→ ITEMS
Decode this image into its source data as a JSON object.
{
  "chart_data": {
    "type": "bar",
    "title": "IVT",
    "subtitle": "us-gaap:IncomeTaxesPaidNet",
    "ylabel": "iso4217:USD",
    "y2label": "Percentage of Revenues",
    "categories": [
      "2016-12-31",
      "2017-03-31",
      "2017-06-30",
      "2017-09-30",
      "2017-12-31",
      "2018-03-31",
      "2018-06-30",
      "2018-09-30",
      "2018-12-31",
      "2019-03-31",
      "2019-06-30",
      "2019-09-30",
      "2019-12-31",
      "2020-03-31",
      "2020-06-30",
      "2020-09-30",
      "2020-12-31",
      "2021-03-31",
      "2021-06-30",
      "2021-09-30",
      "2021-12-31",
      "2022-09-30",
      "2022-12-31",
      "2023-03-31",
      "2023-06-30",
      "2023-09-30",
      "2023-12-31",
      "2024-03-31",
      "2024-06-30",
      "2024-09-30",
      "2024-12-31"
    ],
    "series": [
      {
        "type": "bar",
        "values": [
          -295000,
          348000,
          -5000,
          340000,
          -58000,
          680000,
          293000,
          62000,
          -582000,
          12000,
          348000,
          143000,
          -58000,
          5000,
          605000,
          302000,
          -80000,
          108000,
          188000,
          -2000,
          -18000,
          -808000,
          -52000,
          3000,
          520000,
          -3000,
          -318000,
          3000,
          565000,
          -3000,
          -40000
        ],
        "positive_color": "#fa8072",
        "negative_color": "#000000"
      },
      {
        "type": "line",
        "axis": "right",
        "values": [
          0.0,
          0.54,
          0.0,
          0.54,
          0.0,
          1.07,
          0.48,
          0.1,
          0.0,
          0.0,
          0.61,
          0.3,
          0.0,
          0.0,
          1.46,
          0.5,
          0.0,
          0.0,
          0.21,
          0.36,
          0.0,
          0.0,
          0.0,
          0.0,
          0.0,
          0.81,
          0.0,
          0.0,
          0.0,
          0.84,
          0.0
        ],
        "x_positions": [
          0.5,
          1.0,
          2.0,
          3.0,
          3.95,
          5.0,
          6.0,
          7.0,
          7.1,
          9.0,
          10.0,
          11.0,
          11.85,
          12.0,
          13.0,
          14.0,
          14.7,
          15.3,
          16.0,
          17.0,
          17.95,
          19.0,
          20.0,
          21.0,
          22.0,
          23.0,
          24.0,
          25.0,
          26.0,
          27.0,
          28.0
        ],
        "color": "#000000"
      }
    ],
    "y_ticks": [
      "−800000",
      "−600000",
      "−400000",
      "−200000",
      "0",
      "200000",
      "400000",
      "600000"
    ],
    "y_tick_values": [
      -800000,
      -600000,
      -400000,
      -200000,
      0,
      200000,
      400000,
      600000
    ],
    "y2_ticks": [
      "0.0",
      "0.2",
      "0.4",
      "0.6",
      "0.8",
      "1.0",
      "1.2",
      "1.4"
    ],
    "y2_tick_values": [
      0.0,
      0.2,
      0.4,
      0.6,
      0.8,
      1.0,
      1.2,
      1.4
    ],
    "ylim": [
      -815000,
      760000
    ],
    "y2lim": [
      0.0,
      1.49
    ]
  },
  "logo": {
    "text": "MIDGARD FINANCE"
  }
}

→ WHAT IS ASKED
Return each line of the records above exactly as it reads.

→ ANSWER BELOW
Decode this image into its source data as a JSON object.
{
  "chart_data": {
    "type": "bar",
    "title": "IVT",
    "subtitle": "us-gaap:IncomeTaxesPaidNet",
    "ylabel": "iso4217:USD",
    "y2label": "Percentage of Revenues",
    "categories": [
      "2016-12-31",
      "2017-03-31",
      "2017-06-30",
      "2017-09-30",
      "2017-12-31",
      "2018-03-31",
      "2018-06-30",
      "2018-09-30",
      "2018-12-31",
      "2019-03-31",
      "2019-06-30",
      "2019-09-30",
      "2019-12-31",
      "2020-03-31",
      "2020-06-30",
      "2020-09-30",
      "2020-12-31",
      "2021-03-31",
      "2021-06-30",
      "2021-09-30",
      "2021-12-31",
      "2022-09-30",
      "2022-12-31",
      "2023-03-31",
      "2023-06-30",
      "2023-09-30",
      "2023-12-31",
      "2024-03-31",
      "2024-06-30",
      "2024-09-30",
      "2024-12-31"
    ],
    "series": [
      {
        "type": "bar",
        "values": [
          -295000,
          348000,
          -5000,
          340000,
          -58000,
          680000,
          293000,
          62000,
          -582000,
          12000,
          348000,
          143000,
          -58000,
          5000,
          605000,
          302000,
          -80000,
          108000,
          188000,
          -2000,
          -18000,
          -808000,
          -52000,
          3000,
          520000,
          -3000,
          -318000,
          3000,
          565000,
          -3000,
          -40000
        ],
        "positive_color": "#fa8072",
        "negative_color": "#000000"
      },
      {
        "type": "line",
        "axis": "right",
        "values": [
          0.0,
          0.54,
          0.0,
          0.54,
          0.0,
          1.07,
          0.48,
          0.1,
          0.0,
          0.0,
          0.61,
          0.3,
          0.0,
          0.0,
          1.46,
          0.5,
          0.0,
          0.0,
          0.21,
          0.36,
          0.0,
          0.0,
          0.0,
          0.0,
          0.0,
          0.81,
          0.0,
          0.0,
          0.0,
          0.84,
          0.0
        ],
        "x_positions": [
          0.5,
          1.0,
          2.0,
          3.0,
          3.95,
          5.0,
          6.0,
          7.0,
          7.1,
          9.0,
          10.0,
          11.0,
          11.85,
          12.0,
          13.0,
          14.0,
          14.7,
          15.3,
          16.0,
          17.0,
          17.95,
          19.0,
          20.0,
          21.0,
          22.0,
          23.0,
          24.0,
          25.0,
          26.0,
          27.0,
          28.0
        ],
        "color": "#000000"
      }
    ],
    "y_ticks": [
      "−800000",
      "−600000",
      "−400000",
      "−200000",
      "0",
      "200000",
      "400000",
      "600000"
    ],
    "y_tick_values": [
      -800000,
      -600000,
      -400000,
      -200000,
      0,
      200000,
      400000,
      600000
    ],
    "y2_ticks": [
      "0.0",
      "0.2",
      "0.4",
      "0.6",
      "0.8",
      "1.0",
      "1.2",
      "1.4"
    ],
    "y2_tick_values": [
      0.0,
      0.2,
      0.4,
      0.6,
      0.8,
      1.0,
      1.2,
      1.4
    ],
    "ylim": [
      -815000,
      760000
    ],
    "y2lim": [
      0.0,
      1.49
    ]
  },
  "logo": {
    "text": "MIDGARD FINANCE"
  }
}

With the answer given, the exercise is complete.